## Task statement
Report all lines from the entries below in which "ylabel" appears.
▽
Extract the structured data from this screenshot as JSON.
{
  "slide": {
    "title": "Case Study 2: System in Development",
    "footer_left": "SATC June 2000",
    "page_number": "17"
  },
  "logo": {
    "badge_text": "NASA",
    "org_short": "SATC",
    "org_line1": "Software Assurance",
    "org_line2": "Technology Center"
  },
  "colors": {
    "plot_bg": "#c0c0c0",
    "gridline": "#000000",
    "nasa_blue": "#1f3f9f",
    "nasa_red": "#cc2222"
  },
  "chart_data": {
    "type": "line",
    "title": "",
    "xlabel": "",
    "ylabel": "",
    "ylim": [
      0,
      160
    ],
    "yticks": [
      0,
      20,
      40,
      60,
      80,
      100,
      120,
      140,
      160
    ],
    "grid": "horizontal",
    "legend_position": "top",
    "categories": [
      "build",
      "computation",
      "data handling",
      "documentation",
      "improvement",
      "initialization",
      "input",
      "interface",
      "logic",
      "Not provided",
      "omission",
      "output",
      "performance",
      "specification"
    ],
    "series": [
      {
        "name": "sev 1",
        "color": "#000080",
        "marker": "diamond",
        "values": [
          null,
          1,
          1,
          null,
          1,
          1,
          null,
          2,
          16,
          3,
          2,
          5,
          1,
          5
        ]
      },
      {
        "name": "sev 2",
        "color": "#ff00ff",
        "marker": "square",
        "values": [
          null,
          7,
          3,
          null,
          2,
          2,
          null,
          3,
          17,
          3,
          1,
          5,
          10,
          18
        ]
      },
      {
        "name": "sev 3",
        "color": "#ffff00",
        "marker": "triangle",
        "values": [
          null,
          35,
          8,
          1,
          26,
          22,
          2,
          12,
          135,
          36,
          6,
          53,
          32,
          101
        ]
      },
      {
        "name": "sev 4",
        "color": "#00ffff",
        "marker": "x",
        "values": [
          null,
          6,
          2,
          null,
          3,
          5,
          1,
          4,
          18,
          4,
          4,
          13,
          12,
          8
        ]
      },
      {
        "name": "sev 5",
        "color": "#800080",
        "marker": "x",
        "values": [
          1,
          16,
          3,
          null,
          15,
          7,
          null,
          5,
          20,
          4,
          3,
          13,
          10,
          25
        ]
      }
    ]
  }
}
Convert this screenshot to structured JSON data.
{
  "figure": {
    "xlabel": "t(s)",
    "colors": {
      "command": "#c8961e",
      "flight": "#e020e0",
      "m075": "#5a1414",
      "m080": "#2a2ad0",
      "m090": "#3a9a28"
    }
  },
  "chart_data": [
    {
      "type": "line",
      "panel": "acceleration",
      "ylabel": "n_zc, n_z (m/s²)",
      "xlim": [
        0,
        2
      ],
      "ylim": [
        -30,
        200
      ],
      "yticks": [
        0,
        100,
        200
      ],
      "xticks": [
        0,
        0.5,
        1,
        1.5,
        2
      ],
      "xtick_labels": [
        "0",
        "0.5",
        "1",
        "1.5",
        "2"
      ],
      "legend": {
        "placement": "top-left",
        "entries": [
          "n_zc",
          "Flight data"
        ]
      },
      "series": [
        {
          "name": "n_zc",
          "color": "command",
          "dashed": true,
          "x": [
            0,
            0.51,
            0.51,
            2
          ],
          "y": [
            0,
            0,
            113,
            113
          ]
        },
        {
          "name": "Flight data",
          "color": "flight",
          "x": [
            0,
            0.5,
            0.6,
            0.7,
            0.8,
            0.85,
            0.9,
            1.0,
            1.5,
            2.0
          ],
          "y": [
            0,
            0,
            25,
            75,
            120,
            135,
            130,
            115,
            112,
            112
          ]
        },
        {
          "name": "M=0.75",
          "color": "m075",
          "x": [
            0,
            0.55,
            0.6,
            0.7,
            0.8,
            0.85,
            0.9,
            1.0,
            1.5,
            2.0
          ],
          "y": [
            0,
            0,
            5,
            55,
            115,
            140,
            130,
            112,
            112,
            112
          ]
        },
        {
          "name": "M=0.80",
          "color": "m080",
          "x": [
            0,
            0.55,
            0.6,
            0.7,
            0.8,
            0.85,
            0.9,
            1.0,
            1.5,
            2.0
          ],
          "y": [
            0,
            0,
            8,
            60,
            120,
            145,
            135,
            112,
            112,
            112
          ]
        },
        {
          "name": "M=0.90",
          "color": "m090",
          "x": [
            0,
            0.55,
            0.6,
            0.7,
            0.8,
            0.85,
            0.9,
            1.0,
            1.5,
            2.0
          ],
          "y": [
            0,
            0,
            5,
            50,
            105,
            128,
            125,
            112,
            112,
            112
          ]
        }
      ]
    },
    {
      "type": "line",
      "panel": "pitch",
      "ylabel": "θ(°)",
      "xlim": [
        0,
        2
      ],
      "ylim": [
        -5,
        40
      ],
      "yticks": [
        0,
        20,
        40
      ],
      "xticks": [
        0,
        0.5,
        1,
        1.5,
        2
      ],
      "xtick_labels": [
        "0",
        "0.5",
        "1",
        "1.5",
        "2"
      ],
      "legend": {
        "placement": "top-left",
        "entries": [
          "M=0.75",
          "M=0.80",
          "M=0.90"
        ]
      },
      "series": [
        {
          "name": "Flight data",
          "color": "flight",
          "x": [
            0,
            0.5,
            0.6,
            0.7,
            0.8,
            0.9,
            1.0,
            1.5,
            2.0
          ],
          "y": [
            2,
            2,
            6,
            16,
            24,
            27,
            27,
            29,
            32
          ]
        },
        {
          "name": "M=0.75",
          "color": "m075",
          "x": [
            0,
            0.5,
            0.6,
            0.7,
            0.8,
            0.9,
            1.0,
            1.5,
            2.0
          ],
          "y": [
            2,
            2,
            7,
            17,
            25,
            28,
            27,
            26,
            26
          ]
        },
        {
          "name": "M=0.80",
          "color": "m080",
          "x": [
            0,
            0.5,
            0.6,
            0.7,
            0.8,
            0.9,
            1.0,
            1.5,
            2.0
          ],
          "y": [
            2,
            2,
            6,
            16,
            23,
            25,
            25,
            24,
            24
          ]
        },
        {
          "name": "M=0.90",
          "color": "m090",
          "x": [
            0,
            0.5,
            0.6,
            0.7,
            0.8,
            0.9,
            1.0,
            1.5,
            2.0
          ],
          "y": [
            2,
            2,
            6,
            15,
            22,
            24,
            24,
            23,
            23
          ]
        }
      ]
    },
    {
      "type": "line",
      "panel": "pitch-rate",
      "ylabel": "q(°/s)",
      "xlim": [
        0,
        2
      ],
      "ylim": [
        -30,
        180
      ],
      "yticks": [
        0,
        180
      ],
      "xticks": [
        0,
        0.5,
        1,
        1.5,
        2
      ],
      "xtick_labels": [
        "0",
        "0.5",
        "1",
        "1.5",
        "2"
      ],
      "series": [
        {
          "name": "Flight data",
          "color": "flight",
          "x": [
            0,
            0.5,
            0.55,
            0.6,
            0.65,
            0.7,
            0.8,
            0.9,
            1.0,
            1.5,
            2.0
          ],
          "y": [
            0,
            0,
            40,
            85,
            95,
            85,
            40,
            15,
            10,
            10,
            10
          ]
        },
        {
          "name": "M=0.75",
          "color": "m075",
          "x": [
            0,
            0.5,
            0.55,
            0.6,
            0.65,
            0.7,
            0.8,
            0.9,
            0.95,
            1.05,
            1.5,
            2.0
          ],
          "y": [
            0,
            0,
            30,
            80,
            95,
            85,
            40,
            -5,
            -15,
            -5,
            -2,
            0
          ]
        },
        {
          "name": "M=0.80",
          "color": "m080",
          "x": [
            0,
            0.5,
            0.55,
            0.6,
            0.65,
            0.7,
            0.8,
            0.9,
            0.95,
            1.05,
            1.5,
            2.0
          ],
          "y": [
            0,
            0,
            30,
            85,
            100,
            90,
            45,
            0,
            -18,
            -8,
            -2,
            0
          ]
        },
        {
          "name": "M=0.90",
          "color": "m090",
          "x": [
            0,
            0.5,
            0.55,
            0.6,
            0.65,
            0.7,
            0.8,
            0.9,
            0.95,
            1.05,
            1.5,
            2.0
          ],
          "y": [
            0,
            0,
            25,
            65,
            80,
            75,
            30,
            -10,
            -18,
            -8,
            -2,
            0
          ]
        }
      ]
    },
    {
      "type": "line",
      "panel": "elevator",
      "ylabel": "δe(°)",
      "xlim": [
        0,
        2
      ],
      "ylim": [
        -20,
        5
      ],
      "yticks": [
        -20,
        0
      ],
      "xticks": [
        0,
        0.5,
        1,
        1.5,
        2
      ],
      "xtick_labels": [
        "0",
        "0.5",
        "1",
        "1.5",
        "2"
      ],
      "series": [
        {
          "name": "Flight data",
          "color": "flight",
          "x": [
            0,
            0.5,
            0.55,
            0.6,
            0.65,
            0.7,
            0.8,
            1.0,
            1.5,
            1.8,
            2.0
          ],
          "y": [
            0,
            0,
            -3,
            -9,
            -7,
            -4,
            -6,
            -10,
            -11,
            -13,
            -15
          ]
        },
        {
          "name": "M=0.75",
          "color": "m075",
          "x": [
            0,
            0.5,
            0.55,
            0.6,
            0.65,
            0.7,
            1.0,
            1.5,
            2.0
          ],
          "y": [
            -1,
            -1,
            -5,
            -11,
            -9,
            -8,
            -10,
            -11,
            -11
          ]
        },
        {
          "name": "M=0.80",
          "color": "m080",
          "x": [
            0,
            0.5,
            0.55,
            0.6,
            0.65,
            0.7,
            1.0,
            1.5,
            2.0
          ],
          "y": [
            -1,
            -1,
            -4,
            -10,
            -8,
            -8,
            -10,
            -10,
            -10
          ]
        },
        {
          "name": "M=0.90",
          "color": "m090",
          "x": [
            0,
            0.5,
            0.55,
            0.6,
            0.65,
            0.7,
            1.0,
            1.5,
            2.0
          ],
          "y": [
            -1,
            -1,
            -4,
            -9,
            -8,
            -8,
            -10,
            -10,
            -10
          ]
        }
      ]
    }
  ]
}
△
## Exercise answer
    "ylabel": "",
      "ylabel": "n_zc, n_z (m/s²)",
      "ylabel": "θ(°)",
      "ylabel": "q(°/s)",
      "ylabel": "δe(°)",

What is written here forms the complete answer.